--- begin Text excerpt ---
"Reconfiguring Work and Welfare in the New Economy: A Transatlantic Dialogue"
May 10-12, 2001.


An Academic Workshop, Public Conference, and Edited Book

 



 
 

Few problems loom larger in contemporary European policy debates – or in US perceptions of the EU – than the interrelationship between labor market institutions, public welfare policies, and employment. Critics on both sides of the Atlantic point to Europe’s supposedly “inflexible” labor markets and “excessively generous” social welfare systems as reasons why Europe has higher levels of unemployment and lower rates of job creation than the United States. Many fear too that European Economic and Monetary Union will exacerbate such disparities by integrating within a single currency zone countries with widely different standards of wages, productivity, and social benefits but without US levels of job mobility and interregional transfers to compensate for asymmetric shocks.

Yet a growing body of scholarship suggests that European realities may be more complex.  Not only are average levels of earnings inequality much lower in most EU member states than in the US, but there appears to be no close statistical correlation within Europe itself between high levels of employment protection or social welfare provision on the one hand and high rates of unemployment on the other. A number of European countries have sharply reduced unemployment to near-US levels during the late 1990s without sharp increases in inequality through various combinations of consensual wage restraint, negotiated reform of public welfare programs, labor market activation policies, and intensive training/retraining efforts. While the EU and its member states undoubtedly have much to learn from the United States’ extraordinary record of job creation, they may also be able to teach the US a lot about the role of labor market equity and social protection in sustaining popular support for continued deepening of international economic integration.

Following a highly successful planning workshop in April 2000, the European Union Center of the University of Wisconsin-Madison will hold a major academic conference on this theme in Madison on May 10-12, 2001, with participation from a leading group of European and American scholars. The revised conference papers will form the basis of a collective volume, to be edited by the center directors Jonathan Zeitlin and David Trubek for eventual publication by a major university press.


Participants in the May 2001 workshop.


Europe

Adalbert Evers (Professor for Comparative Health and Social Policy at the Justus Liebig University in Giessen)
--- end Text excerpt ---
__Stated goal 1__: According to the conference announcement, who will edit the collective volume based on the revised conference papers?
__Stated goal 2__: Please echo the passage of the conference announcement starting at "Following a highly" and ending at "May 2001 workshop.".
The lines that follow have no connection to the conference announcement.
--- begin Given data ---
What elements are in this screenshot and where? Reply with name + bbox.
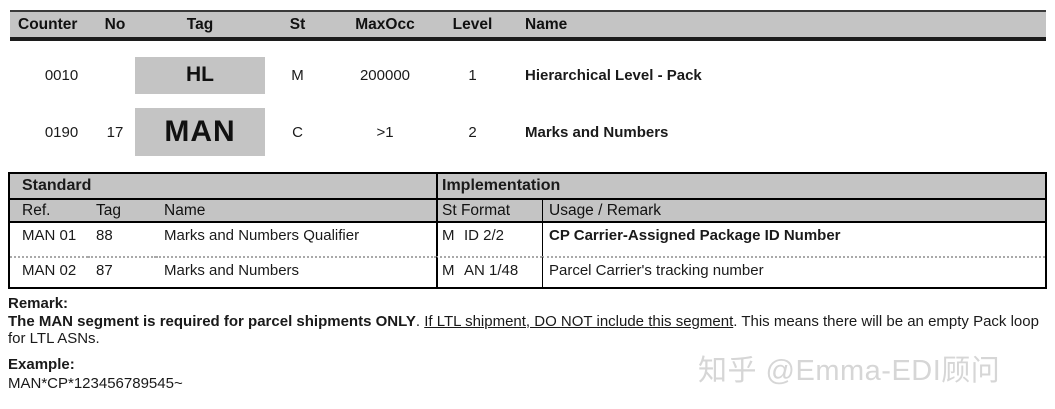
--- end Given data ---
__Correct output 1__: Jonathan Zeitlin and David Trubek, the center directors.

__Correct output 2__:
Following a highly successful planning workshop in April 2000, the European Union Center of the University of Wisconsin-Madison will hold a major academic conference on this theme in Madison on May 10-12, 2001, with participation from a leading group of European and American scholars. The revised conference papers will form the basis of a collective volume, to be edited by the center directors Jonathan Zeitlin and David Trubek for eventual publication by a major university press.


Participants in the May 2001 workshop.